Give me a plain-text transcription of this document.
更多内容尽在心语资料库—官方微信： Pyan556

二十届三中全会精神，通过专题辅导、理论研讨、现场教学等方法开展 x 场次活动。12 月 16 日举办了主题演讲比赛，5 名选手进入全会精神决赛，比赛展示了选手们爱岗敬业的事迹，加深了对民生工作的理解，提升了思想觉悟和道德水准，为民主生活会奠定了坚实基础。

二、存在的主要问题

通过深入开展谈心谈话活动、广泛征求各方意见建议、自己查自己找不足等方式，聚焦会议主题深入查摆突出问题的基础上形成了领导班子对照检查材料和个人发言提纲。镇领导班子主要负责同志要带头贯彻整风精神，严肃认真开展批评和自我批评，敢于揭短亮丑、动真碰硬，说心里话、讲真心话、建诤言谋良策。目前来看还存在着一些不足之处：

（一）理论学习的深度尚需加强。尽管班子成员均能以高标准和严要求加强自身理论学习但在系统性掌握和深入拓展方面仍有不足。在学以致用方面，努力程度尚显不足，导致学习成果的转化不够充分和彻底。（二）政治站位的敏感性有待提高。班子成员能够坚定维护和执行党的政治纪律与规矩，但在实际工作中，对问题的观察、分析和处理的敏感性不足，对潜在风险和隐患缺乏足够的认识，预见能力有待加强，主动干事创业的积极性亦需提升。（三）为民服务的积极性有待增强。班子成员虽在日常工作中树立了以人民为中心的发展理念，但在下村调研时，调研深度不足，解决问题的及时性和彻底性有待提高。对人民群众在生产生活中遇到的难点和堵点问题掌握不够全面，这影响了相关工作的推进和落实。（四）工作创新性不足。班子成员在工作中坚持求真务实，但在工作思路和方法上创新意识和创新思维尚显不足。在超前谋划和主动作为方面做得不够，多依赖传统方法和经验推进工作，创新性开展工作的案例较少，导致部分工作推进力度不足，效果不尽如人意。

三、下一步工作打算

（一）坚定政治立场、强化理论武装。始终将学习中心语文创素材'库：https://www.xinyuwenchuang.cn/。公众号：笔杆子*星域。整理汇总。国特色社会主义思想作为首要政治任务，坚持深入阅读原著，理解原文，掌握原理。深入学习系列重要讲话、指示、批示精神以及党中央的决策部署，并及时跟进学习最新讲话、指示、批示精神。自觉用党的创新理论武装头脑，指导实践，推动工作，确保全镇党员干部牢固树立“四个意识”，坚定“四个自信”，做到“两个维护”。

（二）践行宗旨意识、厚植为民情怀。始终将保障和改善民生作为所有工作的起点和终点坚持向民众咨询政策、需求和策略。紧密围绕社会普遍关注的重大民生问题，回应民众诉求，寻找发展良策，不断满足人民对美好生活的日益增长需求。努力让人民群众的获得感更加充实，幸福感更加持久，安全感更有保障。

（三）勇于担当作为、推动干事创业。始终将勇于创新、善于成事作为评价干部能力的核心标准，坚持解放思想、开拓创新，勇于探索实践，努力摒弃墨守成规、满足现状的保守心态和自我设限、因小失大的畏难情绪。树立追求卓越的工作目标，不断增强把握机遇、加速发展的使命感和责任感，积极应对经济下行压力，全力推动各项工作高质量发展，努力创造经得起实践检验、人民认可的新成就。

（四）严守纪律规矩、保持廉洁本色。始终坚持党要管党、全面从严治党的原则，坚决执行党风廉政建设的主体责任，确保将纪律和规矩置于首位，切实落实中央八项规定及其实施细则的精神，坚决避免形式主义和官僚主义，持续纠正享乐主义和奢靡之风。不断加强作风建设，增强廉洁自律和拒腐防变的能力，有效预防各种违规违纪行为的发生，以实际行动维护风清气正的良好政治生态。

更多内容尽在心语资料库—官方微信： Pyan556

» WHAT YOU ARE ASKED TO DO:
Please output every record, keeping each line exact.

» WRITTEN SOLUTION:
Give me a plain-text transcription of this document.
更多内容尽在心语资料库—官方微信： Pyan556

二十届三中全会精神，通过专题辅导、理论研讨、现场教学等方法开展 x 场次活动。12 月 16 日举办了主题演讲比赛，5 名选手进入全会精神决赛，比赛展示了选手们爱岗敬业的事迹，加深了对民生工作的理解，提升了思想觉悟和道德水准，为民主生活会奠定了坚实基础。

二、存在的主要问题

通过深入开展谈心谈话活动、广泛征求各方意见建议、自己查自己找不足等方式，聚焦会议主题深入查摆突出问题的基础上形成了领导班子对照检查材料和个人发言提纲。镇领导班子主要负责同志要带头贯彻整风精神，严肃认真开展批评和自我批评，敢于揭短亮丑、动真碰硬，说心里话、讲真心话、建诤言谋良策。目前来看还存在着一些不足之处：

（一）理论学习的深度尚需加强。尽管班子成员均能以高标准和严要求加强自身理论学习但在系统性掌握和深入拓展方面仍有不足。在学以致用方面，努力程度尚显不足，导致学习成果的转化不够充分和彻底。（二）政治站位的敏感性有待提高。班子成员能够坚定维护和执行党的政治纪律与规矩，但在实际工作中，对问题的观察、分析和处理的敏感性不足，对潜在风险和隐患缺乏足够的认识，预见能力有待加强，主动干事创业的积极性亦需提升。（三）为民服务的积极性有待增强。班子成员虽在日常工作中树立了以人民为中心的发展理念，但在下村调研时，调研深度不足，解决问题的及时性和彻底性有待提高。对人民群众在生产生活中遇到的难点和堵点问题掌握不够全面，这影响了相关工作的推进和落实。（四）工作创新性不足。班子成员在工作中坚持求真务实，但在工作思路和方法上创新意识和创新思维尚显不足。在超前谋划和主动作为方面做得不够，多依赖传统方法和经验推进工作，创新性开展工作的案例较少，导致部分工作推进力度不足，效果不尽如人意。

三、下一步工作打算

（一）坚定政治立场、强化理论武装。始终将学习中心语文创素材'库：https://www.xinyuwenchuang.cn/。公众号：笔杆子*星域。整理汇总。国特色社会主义思想作为首要政治任务，坚持深入阅读原著，理解原文，掌握原理。深入学习系列重要讲话、指示、批示精神以及党中央的决策部署，并及时跟进学习最新讲话、指示、批示精神。自觉用党的创新理论武装头脑，指导实践，推动工作，确保全镇党员干部牢固树立“四个意识”，坚定“四个自信”，做到“两个维护”。

（二）践行宗旨意识、厚植为民情怀。始终将保障和改善民生作为所有工作的起点和终点坚持向民众咨询政策、需求和策略。紧密围绕社会普遍关注的重大民生问题，回应民众诉求，寻找发展良策，不断满足人民对美好生活的日益增长需求。努力让人民群众的获得感更加充实，幸福感更加持久，安全感更有保障。

（三）勇于担当作为、推动干事创业。始终将勇于创新、善于成事作为评价干部能力的核心标准，坚持解放思想、开拓创新，勇于探索实践，努力摒弃墨守成规、满足现状的保守心态和自我设限、因小失大的畏难情绪。树立追求卓越的工作目标，不断增强把握机遇、加速发展的使命感和责任感，积极应对经济下行压力，全力推动各项工作高质量发展，努力创造经得起实践检验、人民认可的新成就。

（四）严守纪律规矩、保持廉洁本色。始终坚持党要管党、全面从严治党的原则，坚决执行党风廉政建设的主体责任，确保将纪律和规矩置于首位，切实落实中央八项规定及其实施细则的精神，坚决避免形式主义和官僚主义，持续纠正享乐主义和奢靡之风。不断加强作风建设，增强廉洁自律和拒腐防变的能力，有效预防各种违规违纪行为的发生，以实际行动维护风清气正的良好政治生态。

更多内容尽在心语资料库—官方微信： Pyan556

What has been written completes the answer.